[Data extracted from a collection]
—————
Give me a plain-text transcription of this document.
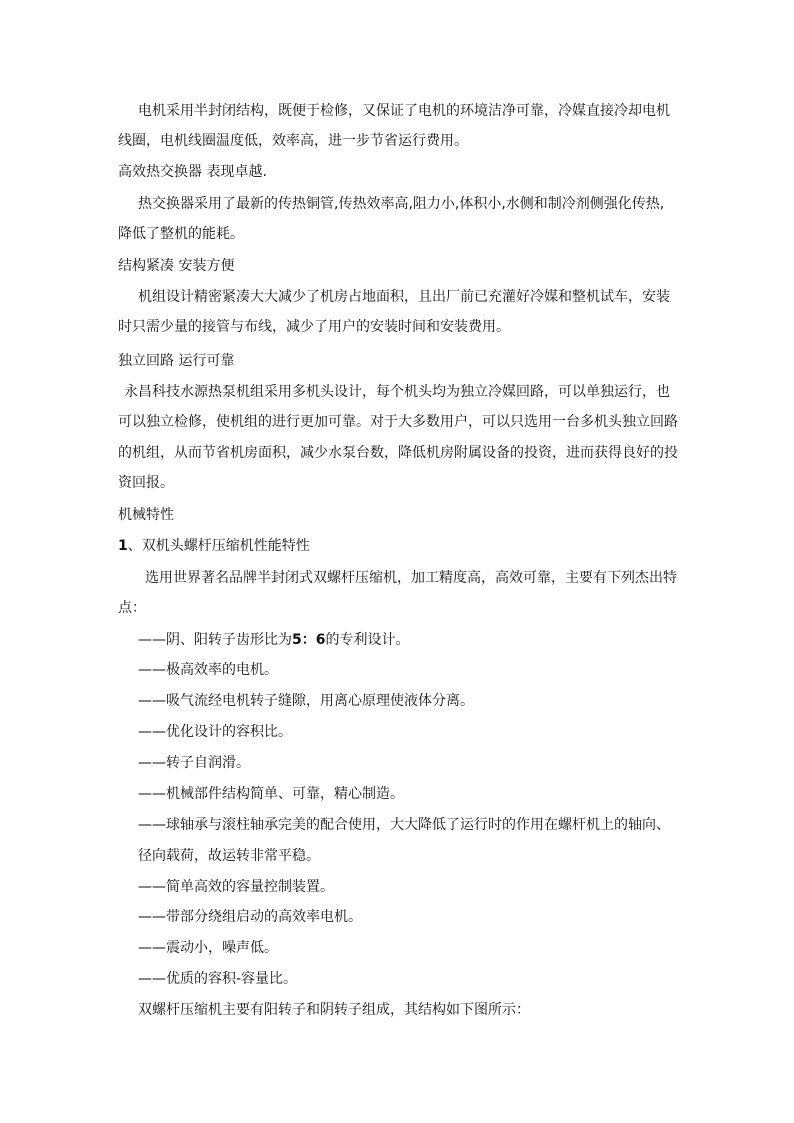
电机采用半封闭结构，既便于检修，又保证了电机的环境洁净可靠，冷媒直接冷却电机
线圈，电机线圈温度低，效率高，进一步节省运行费用。
高效热交换器 表现卓越.
热交换器采用了最新的传热铜管,传热效率高,阻力小,体积小,水侧和制冷剂侧强化传热,
降低了整机的能耗。
结构紧凑 安装方便
机组设计精密紧凑大大减少了机房占地面积，且出厂前已充灌好冷媒和整机试车，安装
时只需少量的接管与布线，减少了用户的安装时间和安装费用。
独立回路 运行可靠
永昌科技水源热泵机组采用多机头设计，每个机头均为独立冷媒回路，可以单独运行，也
可以独立检修，使机组的进行更加可靠。对于大多数用户，可以只选用一台多机头独立回路
的机组，从而节省机房面积，减少水泵台数，降低机房附属设备的投资，进而获得良好的投
资回报。
机械特性
1、双机头螺杆压缩机性能特性
选用世界著名品牌半封闭式双螺杆压缩机，加工精度高，高效可靠，主要有下列杰出特
点：
——阴、阳转子齿形比为5：6的专利设计。
——极高效率的电机。
——吸气流经电机转子缝隙，用离心原理使液体分离。
——优化设计的容积比。
——转子自润滑。
——机械部件结构简单、可靠，精心制造。
——球轴承与滚柱轴承完美的配合使用，大大降低了运行时的作用在螺杆机上的轴向、
径向载荷，故运转非常平稳。
——简单高效的容量控制装置。
——带部分绕组启动的高效率电机。
——震动小，噪声低。
——优质的容积-容量比。
双螺杆压缩机主要有阳转子和阴转子组成，其结构如下图所示：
—————
SHORT TASK ::
Please set down each line of the data above exactly as written, without the pictures.

SOLUTION TO THIS PROBLEM ::
Give me a plain-text transcription of this document.
电机采用半封闭结构，既便于检修，又保证了电机的环境洁净可靠，冷媒直接冷却电机
线圈，电机线圈温度低，效率高，进一步节省运行费用。
高效热交换器 表现卓越.
热交换器采用了最新的传热铜管,传热效率高,阻力小,体积小,水侧和制冷剂侧强化传热,
降低了整机的能耗。
结构紧凑 安装方便
机组设计精密紧凑大大减少了机房占地面积，且出厂前已充灌好冷媒和整机试车，安装
时只需少量的接管与布线，减少了用户的安装时间和安装费用。
独立回路 运行可靠
永昌科技水源热泵机组采用多机头设计，每个机头均为独立冷媒回路，可以单独运行，也
可以独立检修，使机组的进行更加可靠。对于大多数用户，可以只选用一台多机头独立回路
的机组，从而节省机房面积，减少水泵台数，降低机房附属设备的投资，进而获得良好的投
资回报。
机械特性
1、双机头螺杆压缩机性能特性
选用世界著名品牌半封闭式双螺杆压缩机，加工精度高，高效可靠，主要有下列杰出特
点：
——阴、阳转子齿形比为5：6的专利设计。
——极高效率的电机。
——吸气流经电机转子缝隙，用离心原理使液体分离。
——优化设计的容积比。
——转子自润滑。
——机械部件结构简单、可靠，精心制造。
——球轴承与滚柱轴承完美的配合使用，大大降低了运行时的作用在螺杆机上的轴向、
径向载荷，故运转非常平稳。
——简单高效的容量控制装置。
——带部分绕组启动的高效率电机。
——震动小，噪声低。
——优质的容积-容量比。
双螺杆压缩机主要有阳转子和阴转子组成，其结构如下图所示：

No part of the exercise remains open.